EXERCISE REQUIREMENTS ::
a) Write out the part of the news excerpt from "Her work was" to "and a colleague.", word for word.
b) Which people does the news excerpt give a job title or position for? Give each person with that title.

DOCUMENT SEGMENT ::
Her work was featured on USC’s site. “These two young scientists exemplify the best and brightest of the next generation of stem cell researchers,” Andy McMahon, director of the Eli and Edythe Broad Center for Regenerative Medicine and Stem Cell Research at USC, said of Patterson and a colleague.

Robert Farnsworth

Deep Water: ‘Well Enough Alone’ by Robert Farnsworth

Rob Farnsworth. (Phyllis Graber Jensen/Bates College)

The Portland Press Herald printed a poem by Robert Farnsworth, a senior lecturer in English, as part of its “Deep Water: Maine Poems” column.

In the poem, “a speaker describes what happens when he runs into [his former] therapist in a store,” writes Gibson Fay-LeBlanc, Portland’s poet laureate and editor of the “Deep Water” column. “In a few moments, a whole story of how this person helped him through a difficult time is unlocked.”

Each of the poem’s quatrains adds to the story, Fay-LeBlanc writes. But “the sentences of the poem are strung across the line breaks and stanza breaks,” he says. “The poet teaches us how to read the poem and what words to emphasize by how it falls down the page.”

Farnsworth, who has published three books of poetry and taught at Bates for 26 years, will retire at the end of this academic year.

[Records in a dataset]
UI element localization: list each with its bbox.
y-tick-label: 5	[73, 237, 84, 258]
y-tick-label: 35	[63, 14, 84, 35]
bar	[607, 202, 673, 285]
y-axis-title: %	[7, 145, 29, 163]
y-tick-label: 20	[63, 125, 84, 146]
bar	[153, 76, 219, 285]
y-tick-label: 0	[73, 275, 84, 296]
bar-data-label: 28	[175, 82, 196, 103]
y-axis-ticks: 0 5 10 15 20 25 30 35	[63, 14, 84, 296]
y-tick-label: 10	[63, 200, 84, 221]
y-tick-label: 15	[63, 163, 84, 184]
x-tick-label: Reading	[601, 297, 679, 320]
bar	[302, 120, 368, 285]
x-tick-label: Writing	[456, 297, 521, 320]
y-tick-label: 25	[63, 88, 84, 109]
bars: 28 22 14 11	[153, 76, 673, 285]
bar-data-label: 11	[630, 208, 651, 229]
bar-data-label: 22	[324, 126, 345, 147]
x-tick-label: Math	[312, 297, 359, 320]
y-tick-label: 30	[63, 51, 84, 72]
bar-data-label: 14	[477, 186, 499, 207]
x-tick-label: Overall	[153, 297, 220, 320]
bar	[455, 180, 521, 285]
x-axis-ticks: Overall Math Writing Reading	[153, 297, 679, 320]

RESULTS OF THE EXERCISE ::
a)
Her work was featured on USC’s site. “These two young scientists exemplify the best and brightest of the next generation of stem cell researchers,” Andy McMahon, director of the Eli and Edythe Broad Center for Regenerative Medicine and Stem Cell Research at USC, said of Patterson and a colleague.

b)
- Andy McMahon: director of the Eli and Edythe Broad Center for Regenerative Medicine and Stem Cell Research at USC
- Robert Farnsworth: senior lecturer in English
- Gibson Fay-LeBlanc: Portland's poet laureate and editor of the "Deep Water" column